(Document text)
Feature
A few thoughts on X-Men: First Class
Movie Feature
Ali
30th May 2011
As Matt bagsied the official site review (he's always one step ahead) I thought I'd add my own demented warblings in a separate article. If Matt's review was a sitcom character, consider this feature his character's oddball cousin from out of town.
However, because I'm never, ever happy, there were still a few things that got on my nerves a little. My superhero name would be 'Nitpicker'.
It's an obvious problem: how do you visualise someone's superpower if that power is telepathy? That doesn't require any flashy effects or green-screening - it's all internalised. However, in First Class, every time Charles Xavier mind-rapes an opponent, McAvoy puts his fingers to his temple like some shit TV psychic. It's most distracting and it reminds of this.
I mean, I get it. If you don't add a distinct visual cue, then it'd quite probably look like Xavier is filling his pants and not rifling through someone's personal thoughts. But couldn't there be some other, less panto-esque way to show off his mad skills? At least Michael Fassbender's Magneto looks like he's putting himself through some physical exertion. Which brings us to...
This I could have done without. It's a similar issue with Xavier's temple-fondling - visualising an invisible power. Magneto's power is thankfully a little more theatrical, requiring sweeps of the arm and thrusts of the hand. It's kind of cool and perfect for the character. It's just... well, when he's lifting something really big, Fassbender shows off his cum face.

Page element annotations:
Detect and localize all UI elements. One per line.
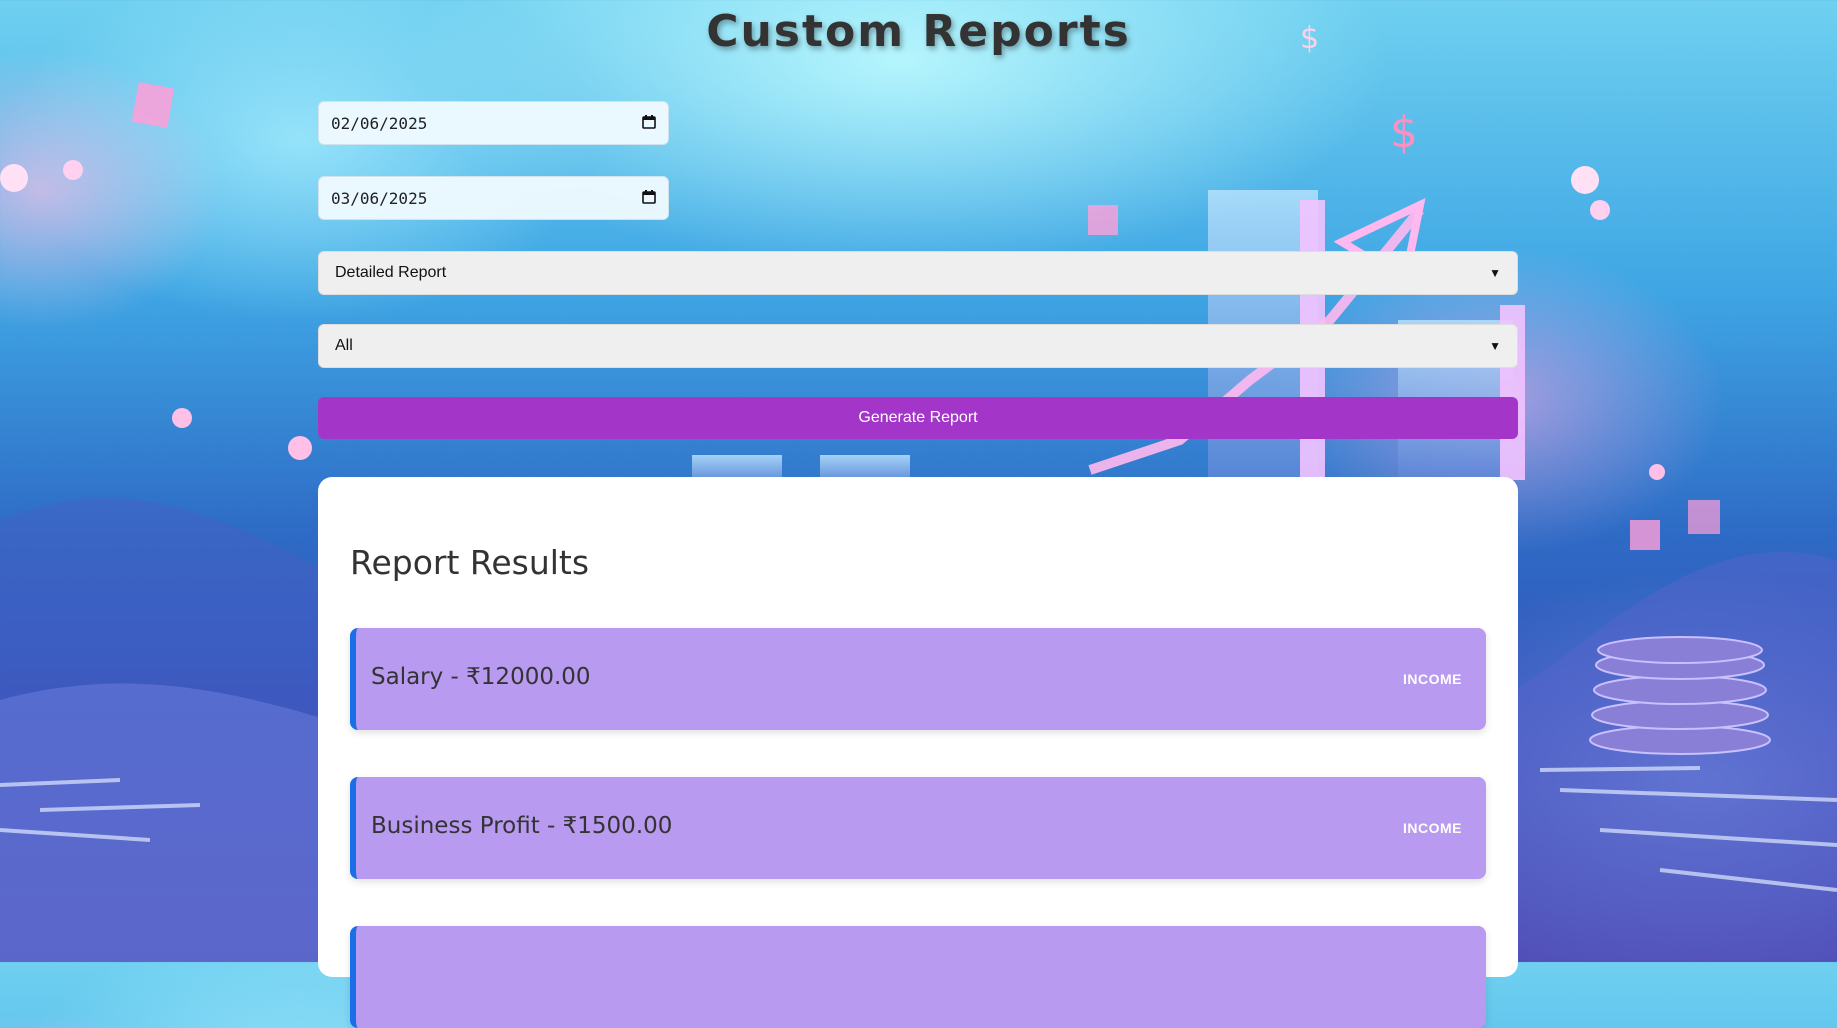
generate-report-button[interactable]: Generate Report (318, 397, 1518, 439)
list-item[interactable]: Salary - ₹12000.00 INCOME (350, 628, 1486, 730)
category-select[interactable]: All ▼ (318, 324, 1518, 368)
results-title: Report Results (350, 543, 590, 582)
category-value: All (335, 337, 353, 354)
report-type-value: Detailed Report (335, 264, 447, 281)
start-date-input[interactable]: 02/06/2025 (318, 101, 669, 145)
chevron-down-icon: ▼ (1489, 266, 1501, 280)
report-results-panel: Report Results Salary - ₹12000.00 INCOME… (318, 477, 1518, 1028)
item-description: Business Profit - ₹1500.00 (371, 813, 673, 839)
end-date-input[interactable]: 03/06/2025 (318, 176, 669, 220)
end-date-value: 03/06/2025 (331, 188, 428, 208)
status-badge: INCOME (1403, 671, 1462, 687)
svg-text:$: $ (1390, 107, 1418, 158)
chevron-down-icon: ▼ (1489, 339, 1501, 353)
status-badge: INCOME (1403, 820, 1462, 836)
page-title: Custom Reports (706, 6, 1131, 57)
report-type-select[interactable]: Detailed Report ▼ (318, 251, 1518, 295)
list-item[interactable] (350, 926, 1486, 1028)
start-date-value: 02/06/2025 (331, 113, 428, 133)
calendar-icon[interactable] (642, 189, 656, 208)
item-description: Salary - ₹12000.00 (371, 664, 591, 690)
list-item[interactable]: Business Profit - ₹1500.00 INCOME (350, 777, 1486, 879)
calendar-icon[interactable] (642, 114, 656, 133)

(Task set)
A) In the records, repeat word for word the lines from the one containing "generate-report-button[interactable]: Generate Report" to the one containing "results-title: Report Results", with both of those lines included.
B) Continue the feature on X-Men: First Class from the point where it stops.

(Results of the tasks)
A)
generate-report-button[interactable]: Generate Report (318, 397, 1518, 439)
list-item[interactable]: Salary - ₹12000.00 INCOME (350, 628, 1486, 730)
category-select[interactable]: All ▼ (318, 324, 1518, 368)
results-title: Report Results (350, 543, 590, 582)

B)
What makes it worse is that this scene is shown in every advert and every banner ad, meaning once I planted this stupid idea in my head, I can't stop seeing it. And he's looking at me. I'm sure there are others for whom this is a positive, but it creeps me the hell out.
It can't be much fun working on the costume designs for a superhero movie - one misplaced stitch and hordes of comic-book fans will be storming your boutique with pitchforks and flaming torches. In the comics, superheroes can wear whatever they want - rock up to a secret superhero meeting wearing a pink spandex onesie if you like, no one will bat an eyelid. Try that shit in a movie and you'll be wedgied by Wolverine.
First Class mostly gets around this issue by making the suits both practical (all leather and straps) and giving them the same colour scheme as the suits in the original comic-book series. It's really just one character I have a problem with - I guess it's not too much of a spoiler to say it's Magneto and what he's wearing come the close of the film.
I just have a hard time in thinking that, in between bouts of planning a mutant uprising and domination over humans, Magneto - or even any of the evil mutants in his brotherhood - had time to add flourishes to his costume. I don't believe that Fassbender's Erik Lensherr - a troubled, orphaned Holocaust survivor struggling with issues of anger, revenge and alienation - would think: "What would really set off my outfit is a big silk cape and knee-high jackboots."
Well thank God you did, Mystique, otherwise we'd have no idea which blue-skinned, yellow-eyed shapeshifter you grew up to be!
There's an completely pointless scene early on in X-Men: First Class in which the new school of mutants decide they need more heroic titles. Then they choose them. What an incredible origin story! Who would have thought Banshee got his name by saying, "I want to be called Banshee"! No prequel for you, dude.
There's a lot of this sort of thing in First Class - spelling things out for the yokels in the audience who weren't particularly aware that this was even a prequel. I say screw those idiots. It's unnecessary pandering. The movie's last line is a bit of a clunker and feels like it should come with a big "dun-dun-duuuunnnn" sound effect, or at least the Eastenders drum sign-off.
The solution? Have faith that your audience isn't made up of morons and doesn't need to be spoon-fed every last bit of info. Although I'm glad Rose Byrne's character tells Xavier his team "aren't G-Men... you're X-Men", otherwise I would've thought I was watching Pirates Of The Caribbean 4.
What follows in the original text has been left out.